• EXERCISE INSTRUCTIONS
Extract all lines from the data beneath that include the word "were".

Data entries
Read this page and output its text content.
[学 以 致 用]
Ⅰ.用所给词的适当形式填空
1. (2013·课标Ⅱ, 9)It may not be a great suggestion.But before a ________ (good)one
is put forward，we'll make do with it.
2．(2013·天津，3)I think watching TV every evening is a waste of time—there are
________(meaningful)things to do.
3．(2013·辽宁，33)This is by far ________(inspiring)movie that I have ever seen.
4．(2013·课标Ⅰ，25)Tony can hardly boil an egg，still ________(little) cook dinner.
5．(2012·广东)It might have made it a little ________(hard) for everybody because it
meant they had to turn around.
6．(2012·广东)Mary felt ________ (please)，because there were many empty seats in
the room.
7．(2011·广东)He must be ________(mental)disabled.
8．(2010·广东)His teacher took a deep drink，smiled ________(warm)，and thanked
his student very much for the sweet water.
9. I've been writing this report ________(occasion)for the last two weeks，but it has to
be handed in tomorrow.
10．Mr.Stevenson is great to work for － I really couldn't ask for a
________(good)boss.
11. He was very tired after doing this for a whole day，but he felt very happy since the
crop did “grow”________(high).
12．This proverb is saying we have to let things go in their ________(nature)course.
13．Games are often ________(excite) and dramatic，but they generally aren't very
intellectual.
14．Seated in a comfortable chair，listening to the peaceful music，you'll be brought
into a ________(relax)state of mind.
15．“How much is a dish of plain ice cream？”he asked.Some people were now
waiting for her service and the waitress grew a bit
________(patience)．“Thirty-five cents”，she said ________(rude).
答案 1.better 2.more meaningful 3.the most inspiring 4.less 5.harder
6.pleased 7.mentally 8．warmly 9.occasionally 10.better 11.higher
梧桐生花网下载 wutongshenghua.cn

• PROBLEM SOLUTION
6．(2012·广东)Mary felt ________ (please)，because there were many empty seats in
15．“How much is a dish of plain ice cream？”he asked.Some people were now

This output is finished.